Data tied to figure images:
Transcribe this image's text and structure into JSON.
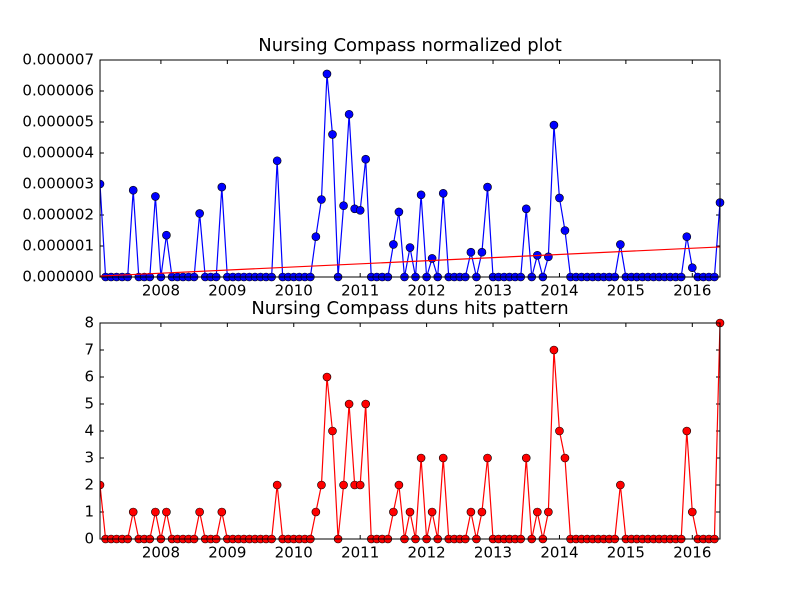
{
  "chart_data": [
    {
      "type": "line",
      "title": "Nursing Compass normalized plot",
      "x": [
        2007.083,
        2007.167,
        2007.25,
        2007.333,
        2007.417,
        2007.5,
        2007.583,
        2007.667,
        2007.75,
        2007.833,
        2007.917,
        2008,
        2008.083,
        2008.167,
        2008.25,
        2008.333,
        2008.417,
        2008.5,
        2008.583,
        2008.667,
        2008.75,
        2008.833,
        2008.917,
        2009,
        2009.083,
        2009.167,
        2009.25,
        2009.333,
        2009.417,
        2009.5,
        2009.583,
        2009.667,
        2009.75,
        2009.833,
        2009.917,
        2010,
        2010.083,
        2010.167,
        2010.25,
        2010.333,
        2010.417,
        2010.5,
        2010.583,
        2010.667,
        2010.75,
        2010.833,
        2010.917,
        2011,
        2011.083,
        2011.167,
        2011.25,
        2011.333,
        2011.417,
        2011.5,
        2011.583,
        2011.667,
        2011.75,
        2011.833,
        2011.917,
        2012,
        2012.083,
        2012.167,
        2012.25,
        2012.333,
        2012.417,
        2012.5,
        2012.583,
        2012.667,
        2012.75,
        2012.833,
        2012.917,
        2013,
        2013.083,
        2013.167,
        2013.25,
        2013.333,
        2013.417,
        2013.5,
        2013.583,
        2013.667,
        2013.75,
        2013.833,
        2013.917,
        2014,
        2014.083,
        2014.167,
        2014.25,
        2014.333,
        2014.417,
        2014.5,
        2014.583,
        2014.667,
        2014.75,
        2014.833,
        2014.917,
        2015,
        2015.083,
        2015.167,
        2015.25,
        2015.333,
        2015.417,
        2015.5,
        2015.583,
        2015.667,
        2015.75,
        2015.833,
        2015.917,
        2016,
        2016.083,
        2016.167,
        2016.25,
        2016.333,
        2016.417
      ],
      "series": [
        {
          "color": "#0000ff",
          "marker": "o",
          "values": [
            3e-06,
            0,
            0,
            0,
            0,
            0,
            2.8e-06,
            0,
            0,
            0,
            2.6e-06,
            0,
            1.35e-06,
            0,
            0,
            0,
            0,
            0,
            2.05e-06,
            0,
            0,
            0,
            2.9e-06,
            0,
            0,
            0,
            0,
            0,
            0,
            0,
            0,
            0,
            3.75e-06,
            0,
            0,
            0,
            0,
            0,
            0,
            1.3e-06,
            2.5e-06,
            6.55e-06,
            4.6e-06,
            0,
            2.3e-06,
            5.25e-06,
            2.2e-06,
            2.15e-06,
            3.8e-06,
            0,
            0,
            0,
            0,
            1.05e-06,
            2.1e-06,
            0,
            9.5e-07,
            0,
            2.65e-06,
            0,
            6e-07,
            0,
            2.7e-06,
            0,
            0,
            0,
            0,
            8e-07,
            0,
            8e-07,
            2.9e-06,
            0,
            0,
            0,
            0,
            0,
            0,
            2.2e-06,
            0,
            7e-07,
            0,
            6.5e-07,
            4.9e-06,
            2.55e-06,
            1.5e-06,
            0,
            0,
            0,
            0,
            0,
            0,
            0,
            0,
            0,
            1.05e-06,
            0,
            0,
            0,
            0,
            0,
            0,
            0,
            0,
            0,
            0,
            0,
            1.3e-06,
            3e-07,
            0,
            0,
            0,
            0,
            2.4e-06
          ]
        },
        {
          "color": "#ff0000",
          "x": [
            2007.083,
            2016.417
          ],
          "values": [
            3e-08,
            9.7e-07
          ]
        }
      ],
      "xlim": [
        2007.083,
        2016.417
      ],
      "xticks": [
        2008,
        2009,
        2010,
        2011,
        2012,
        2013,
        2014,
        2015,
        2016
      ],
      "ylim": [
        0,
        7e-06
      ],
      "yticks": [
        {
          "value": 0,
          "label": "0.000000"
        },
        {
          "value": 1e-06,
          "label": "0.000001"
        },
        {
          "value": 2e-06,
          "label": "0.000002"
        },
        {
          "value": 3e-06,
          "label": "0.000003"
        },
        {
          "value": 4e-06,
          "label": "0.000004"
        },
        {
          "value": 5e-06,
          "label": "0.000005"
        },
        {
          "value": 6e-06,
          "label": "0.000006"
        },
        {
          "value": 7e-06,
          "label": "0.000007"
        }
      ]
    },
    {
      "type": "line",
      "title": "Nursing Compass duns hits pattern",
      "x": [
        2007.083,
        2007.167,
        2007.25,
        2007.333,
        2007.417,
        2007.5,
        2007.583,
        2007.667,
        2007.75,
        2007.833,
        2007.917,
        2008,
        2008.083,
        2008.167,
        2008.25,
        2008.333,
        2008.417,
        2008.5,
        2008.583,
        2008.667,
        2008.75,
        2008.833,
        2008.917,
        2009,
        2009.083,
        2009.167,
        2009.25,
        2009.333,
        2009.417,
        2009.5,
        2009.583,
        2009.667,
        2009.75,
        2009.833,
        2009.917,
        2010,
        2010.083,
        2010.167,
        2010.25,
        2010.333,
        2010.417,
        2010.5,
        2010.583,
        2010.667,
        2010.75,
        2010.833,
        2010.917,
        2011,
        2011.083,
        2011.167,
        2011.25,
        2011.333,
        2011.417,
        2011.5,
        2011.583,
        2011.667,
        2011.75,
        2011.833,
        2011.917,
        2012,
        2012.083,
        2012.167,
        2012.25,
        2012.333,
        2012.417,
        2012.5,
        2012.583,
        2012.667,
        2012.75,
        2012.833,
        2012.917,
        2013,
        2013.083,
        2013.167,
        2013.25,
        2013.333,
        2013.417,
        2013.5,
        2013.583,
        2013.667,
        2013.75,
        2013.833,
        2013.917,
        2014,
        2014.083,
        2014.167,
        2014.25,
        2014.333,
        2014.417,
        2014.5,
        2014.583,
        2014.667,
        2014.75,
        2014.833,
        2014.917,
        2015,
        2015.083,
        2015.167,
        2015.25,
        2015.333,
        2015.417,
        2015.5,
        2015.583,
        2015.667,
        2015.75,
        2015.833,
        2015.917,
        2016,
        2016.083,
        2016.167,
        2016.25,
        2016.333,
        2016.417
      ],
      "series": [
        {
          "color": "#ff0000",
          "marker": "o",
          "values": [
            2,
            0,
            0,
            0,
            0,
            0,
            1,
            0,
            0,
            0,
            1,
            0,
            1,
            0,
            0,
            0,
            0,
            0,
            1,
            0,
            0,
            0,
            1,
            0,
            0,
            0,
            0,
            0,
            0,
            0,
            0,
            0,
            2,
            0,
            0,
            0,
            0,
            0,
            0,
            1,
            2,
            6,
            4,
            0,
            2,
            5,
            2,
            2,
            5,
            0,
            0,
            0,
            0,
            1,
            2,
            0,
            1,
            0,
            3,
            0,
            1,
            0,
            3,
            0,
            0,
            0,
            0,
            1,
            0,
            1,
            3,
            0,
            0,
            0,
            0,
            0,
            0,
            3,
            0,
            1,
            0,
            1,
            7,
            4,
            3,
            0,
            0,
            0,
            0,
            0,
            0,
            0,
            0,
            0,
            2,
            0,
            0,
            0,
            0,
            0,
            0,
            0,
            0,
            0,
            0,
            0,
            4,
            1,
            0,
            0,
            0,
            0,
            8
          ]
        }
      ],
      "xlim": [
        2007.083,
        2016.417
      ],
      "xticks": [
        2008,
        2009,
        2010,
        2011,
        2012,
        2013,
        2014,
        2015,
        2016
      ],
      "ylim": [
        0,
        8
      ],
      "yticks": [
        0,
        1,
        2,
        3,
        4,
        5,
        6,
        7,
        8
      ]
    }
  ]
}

Your goal:
Write the entries above out again exactly, but not the pictures.

Answer for the task:
Transcribe this image's text and structure into JSON.
{
  "chart_data": [
    {
      "type": "line",
      "title": "Nursing Compass normalized plot",
      "x": [
        2007.083,
        2007.167,
        2007.25,
        2007.333,
        2007.417,
        2007.5,
        2007.583,
        2007.667,
        2007.75,
        2007.833,
        2007.917,
        2008,
        2008.083,
        2008.167,
        2008.25,
        2008.333,
        2008.417,
        2008.5,
        2008.583,
        2008.667,
        2008.75,
        2008.833,
        2008.917,
        2009,
        2009.083,
        2009.167,
        2009.25,
        2009.333,
        2009.417,
        2009.5,
        2009.583,
        2009.667,
        2009.75,
        2009.833,
        2009.917,
        2010,
        2010.083,
        2010.167,
        2010.25,
        2010.333,
        2010.417,
        2010.5,
        2010.583,
        2010.667,
        2010.75,
        2010.833,
        2010.917,
        2011,
        2011.083,
        2011.167,
        2011.25,
        2011.333,
        2011.417,
        2011.5,
        2011.583,
        2011.667,
        2011.75,
        2011.833,
        2011.917,
        2012,
        2012.083,
        2012.167,
        2012.25,
        2012.333,
        2012.417,
        2012.5,
        2012.583,
        2012.667,
        2012.75,
        2012.833,
        2012.917,
        2013,
        2013.083,
        2013.167,
        2013.25,
        2013.333,
        2013.417,
        2013.5,
        2013.583,
        2013.667,
        2013.75,
        2013.833,
        2013.917,
        2014,
        2014.083,
        2014.167,
        2014.25,
        2014.333,
        2014.417,
        2014.5,
        2014.583,
        2014.667,
        2014.75,
        2014.833,
        2014.917,
        2015,
        2015.083,
        2015.167,
        2015.25,
        2015.333,
        2015.417,
        2015.5,
        2015.583,
        2015.667,
        2015.75,
        2015.833,
        2015.917,
        2016,
        2016.083,
        2016.167,
        2016.25,
        2016.333,
        2016.417
      ],
      "series": [
        {
          "color": "#0000ff",
          "marker": "o",
          "values": [
            3e-06,
            0,
            0,
            0,
            0,
            0,
            2.8e-06,
            0,
            0,
            0,
            2.6e-06,
            0,
            1.35e-06,
            0,
            0,
            0,
            0,
            0,
            2.05e-06,
            0,
            0,
            0,
            2.9e-06,
            0,
            0,
            0,
            0,
            0,
            0,
            0,
            0,
            0,
            3.75e-06,
            0,
            0,
            0,
            0,
            0,
            0,
            1.3e-06,
            2.5e-06,
            6.55e-06,
            4.6e-06,
            0,
            2.3e-06,
            5.25e-06,
            2.2e-06,
            2.15e-06,
            3.8e-06,
            0,
            0,
            0,
            0,
            1.05e-06,
            2.1e-06,
            0,
            9.5e-07,
            0,
            2.65e-06,
            0,
            6e-07,
            0,
            2.7e-06,
            0,
            0,
            0,
            0,
            8e-07,
            0,
            8e-07,
            2.9e-06,
            0,
            0,
            0,
            0,
            0,
            0,
            2.2e-06,
            0,
            7e-07,
            0,
            6.5e-07,
            4.9e-06,
            2.55e-06,
            1.5e-06,
            0,
            0,
            0,
            0,
            0,
            0,
            0,
            0,
            0,
            1.05e-06,
            0,
            0,
            0,
            0,
            0,
            0,
            0,
            0,
            0,
            0,
            0,
            1.3e-06,
            3e-07,
            0,
            0,
            0,
            0,
            2.4e-06
          ]
        },
        {
          "color": "#ff0000",
          "x": [
            2007.083,
            2016.417
          ],
          "values": [
            3e-08,
            9.7e-07
          ]
        }
      ],
      "xlim": [
        2007.083,
        2016.417
      ],
      "xticks": [
        2008,
        2009,
        2010,
        2011,
        2012,
        2013,
        2014,
        2015,
        2016
      ],
      "ylim": [
        0,
        7e-06
      ],
      "yticks": [
        {
          "value": 0,
          "label": "0.000000"
        },
        {
          "value": 1e-06,
          "label": "0.000001"
        },
        {
          "value": 2e-06,
          "label": "0.000002"
        },
        {
          "value": 3e-06,
          "label": "0.000003"
        },
        {
          "value": 4e-06,
          "label": "0.000004"
        },
        {
          "value": 5e-06,
          "label": "0.000005"
        },
        {
          "value": 6e-06,
          "label": "0.000006"
        },
        {
          "value": 7e-06,
          "label": "0.000007"
        }
      ]
    },
    {
      "type": "line",
      "title": "Nursing Compass duns hits pattern",
      "x": [
        2007.083,
        2007.167,
        2007.25,
        2007.333,
        2007.417,
        2007.5,
        2007.583,
        2007.667,
        2007.75,
        2007.833,
        2007.917,
        2008,
        2008.083,
        2008.167,
        2008.25,
        2008.333,
        2008.417,
        2008.5,
        2008.583,
        2008.667,
        2008.75,
        2008.833,
        2008.917,
        2009,
        2009.083,
        2009.167,
        2009.25,
        2009.333,
        2009.417,
        2009.5,
        2009.583,
        2009.667,
        2009.75,
        2009.833,
        2009.917,
        2010,
        2010.083,
        2010.167,
        2010.25,
        2010.333,
        2010.417,
        2010.5,
        2010.583,
        2010.667,
        2010.75,
        2010.833,
        2010.917,
        2011,
        2011.083,
        2011.167,
        2011.25,
        2011.333,
        2011.417,
        2011.5,
        2011.583,
        2011.667,
        2011.75,
        2011.833,
        2011.917,
        2012,
        2012.083,
        2012.167,
        2012.25,
        2012.333,
        2012.417,
        2012.5,
        2012.583,
        2012.667,
        2012.75,
        2012.833,
        2012.917,
        2013,
        2013.083,
        2013.167,
        2013.25,
        2013.333,
        2013.417,
        2013.5,
        2013.583,
        2013.667,
        2013.75,
        2013.833,
        2013.917,
        2014,
        2014.083,
        2014.167,
        2014.25,
        2014.333,
        2014.417,
        2014.5,
        2014.583,
        2014.667,
        2014.75,
        2014.833,
        2014.917,
        2015,
        2015.083,
        2015.167,
        2015.25,
        2015.333,
        2015.417,
        2015.5,
        2015.583,
        2015.667,
        2015.75,
        2015.833,
        2015.917,
        2016,
        2016.083,
        2016.167,
        2016.25,
        2016.333,
        2016.417
      ],
      "series": [
        {
          "color": "#ff0000",
          "marker": "o",
          "values": [
            2,
            0,
            0,
            0,
            0,
            0,
            1,
            0,
            0,
            0,
            1,
            0,
            1,
            0,
            0,
            0,
            0,
            0,
            1,
            0,
            0,
            0,
            1,
            0,
            0,
            0,
            0,
            0,
            0,
            0,
            0,
            0,
            2,
            0,
            0,
            0,
            0,
            0,
            0,
            1,
            2,
            6,
            4,
            0,
            2,
            5,
            2,
            2,
            5,
            0,
            0,
            0,
            0,
            1,
            2,
            0,
            1,
            0,
            3,
            0,
            1,
            0,
            3,
            0,
            0,
            0,
            0,
            1,
            0,
            1,
            3,
            0,
            0,
            0,
            0,
            0,
            0,
            3,
            0,
            1,
            0,
            1,
            7,
            4,
            3,
            0,
            0,
            0,
            0,
            0,
            0,
            0,
            0,
            0,
            2,
            0,
            0,
            0,
            0,
            0,
            0,
            0,
            0,
            0,
            0,
            0,
            4,
            1,
            0,
            0,
            0,
            0,
            8
          ]
        }
      ],
      "xlim": [
        2007.083,
        2016.417
      ],
      "xticks": [
        2008,
        2009,
        2010,
        2011,
        2012,
        2013,
        2014,
        2015,
        2016
      ],
      "ylim": [
        0,
        8
      ],
      "yticks": [
        0,
        1,
        2,
        3,
        4,
        5,
        6,
        7,
        8
      ]
    }
  ]
}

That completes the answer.